* WHAT IS EXPECTED *
Your task is to locate every line holding the string "تحلیل" and to copy each of them.

* LISTED RECORDS *
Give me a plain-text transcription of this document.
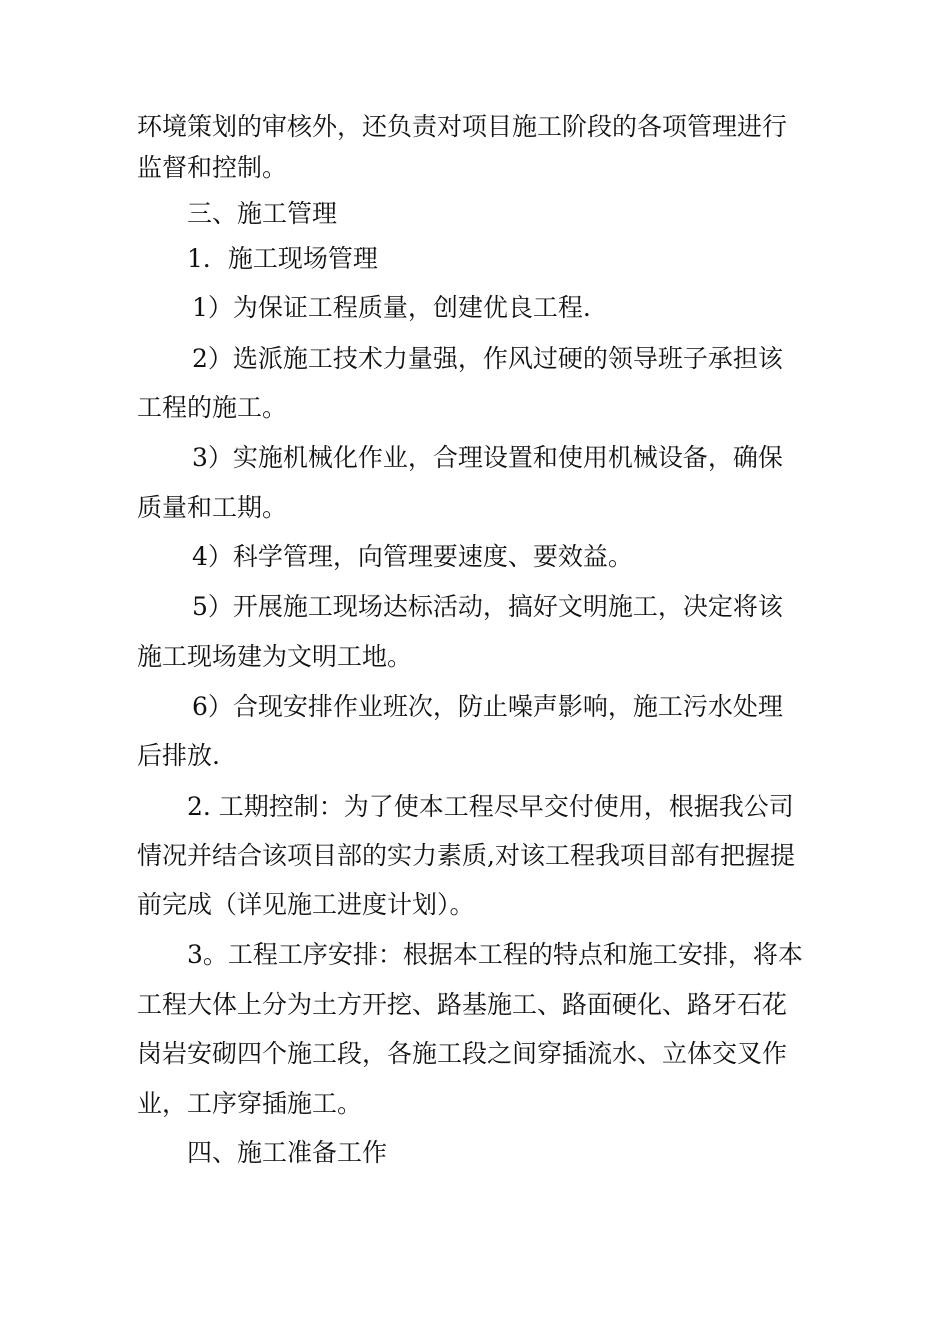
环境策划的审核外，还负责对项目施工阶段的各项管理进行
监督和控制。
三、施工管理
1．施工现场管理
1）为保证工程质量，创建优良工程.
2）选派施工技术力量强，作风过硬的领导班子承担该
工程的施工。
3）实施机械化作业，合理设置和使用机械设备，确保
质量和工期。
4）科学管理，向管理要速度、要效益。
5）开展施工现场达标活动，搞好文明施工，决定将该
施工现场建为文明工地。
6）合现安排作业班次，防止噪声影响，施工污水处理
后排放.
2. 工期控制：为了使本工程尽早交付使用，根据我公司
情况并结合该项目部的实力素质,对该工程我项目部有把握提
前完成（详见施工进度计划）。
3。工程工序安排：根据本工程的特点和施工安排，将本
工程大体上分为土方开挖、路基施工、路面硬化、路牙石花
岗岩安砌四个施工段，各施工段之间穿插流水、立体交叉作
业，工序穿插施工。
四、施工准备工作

==

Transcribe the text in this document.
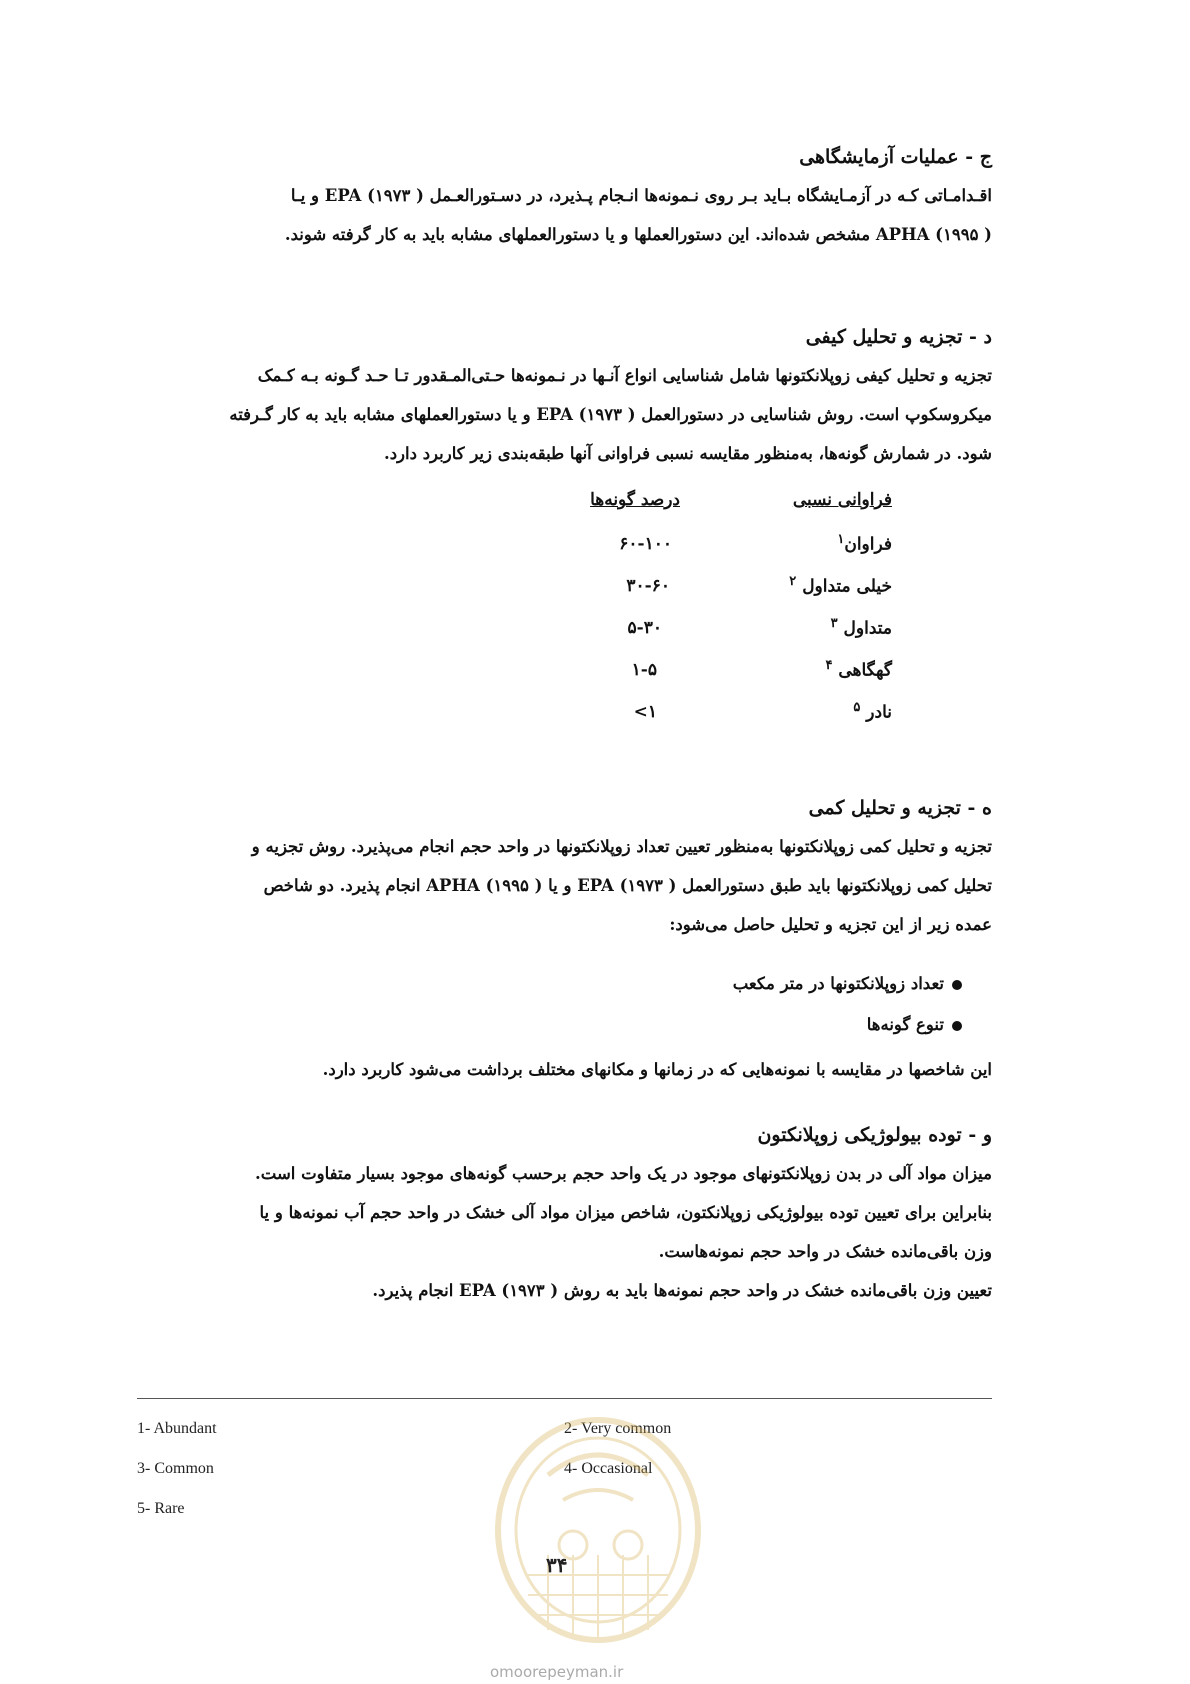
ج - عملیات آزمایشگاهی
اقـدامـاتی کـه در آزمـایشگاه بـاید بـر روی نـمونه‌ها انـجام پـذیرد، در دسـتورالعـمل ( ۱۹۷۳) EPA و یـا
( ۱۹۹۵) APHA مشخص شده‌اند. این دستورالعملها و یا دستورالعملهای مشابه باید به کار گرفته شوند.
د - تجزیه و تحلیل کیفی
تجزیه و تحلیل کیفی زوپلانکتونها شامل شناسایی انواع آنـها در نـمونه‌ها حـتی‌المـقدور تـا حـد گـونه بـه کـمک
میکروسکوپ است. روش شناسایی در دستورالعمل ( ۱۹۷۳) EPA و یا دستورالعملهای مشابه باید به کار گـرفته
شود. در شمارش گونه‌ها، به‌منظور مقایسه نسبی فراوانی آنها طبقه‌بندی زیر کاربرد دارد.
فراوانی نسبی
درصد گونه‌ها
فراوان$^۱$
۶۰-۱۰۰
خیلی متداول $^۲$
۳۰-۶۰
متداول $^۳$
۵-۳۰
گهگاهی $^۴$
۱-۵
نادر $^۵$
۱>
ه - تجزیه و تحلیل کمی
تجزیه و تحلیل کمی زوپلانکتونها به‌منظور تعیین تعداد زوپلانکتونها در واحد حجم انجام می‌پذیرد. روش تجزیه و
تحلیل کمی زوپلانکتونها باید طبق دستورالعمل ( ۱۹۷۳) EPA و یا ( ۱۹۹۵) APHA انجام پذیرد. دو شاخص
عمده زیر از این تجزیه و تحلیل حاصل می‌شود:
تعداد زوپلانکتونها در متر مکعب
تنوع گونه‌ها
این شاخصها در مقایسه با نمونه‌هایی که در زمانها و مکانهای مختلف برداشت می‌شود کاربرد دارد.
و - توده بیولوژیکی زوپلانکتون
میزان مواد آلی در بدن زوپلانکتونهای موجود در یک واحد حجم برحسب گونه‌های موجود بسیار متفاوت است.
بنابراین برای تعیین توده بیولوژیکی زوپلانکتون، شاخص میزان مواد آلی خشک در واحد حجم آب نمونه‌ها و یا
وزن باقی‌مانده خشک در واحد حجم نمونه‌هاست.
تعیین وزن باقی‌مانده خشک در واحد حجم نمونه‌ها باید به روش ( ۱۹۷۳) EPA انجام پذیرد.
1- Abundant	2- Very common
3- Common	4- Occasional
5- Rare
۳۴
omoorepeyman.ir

* RESULT *
د - تجزیه و تحلیل کیفی
تجزیه و تحلیل کیفی زوپلانکتونها شامل شناسایی انواع آنـها در نـمونه‌ها حـتی‌المـقدور تـا حـد گـونه بـه کـمک
ه - تجزیه و تحلیل کمی
تجزیه و تحلیل کمی زوپلانکتونها به‌منظور تعیین تعداد زوپلانکتونها در واحد حجم انجام می‌پذیرد. روش تجزیه و
تحلیل کمی زوپلانکتونها باید طبق دستورالعمل ( ۱۹۷۳) EPA و یا ( ۱۹۹۵) APHA انجام پذیرد. دو شاخص
عمده زیر از این تجزیه و تحلیل حاصل می‌شود:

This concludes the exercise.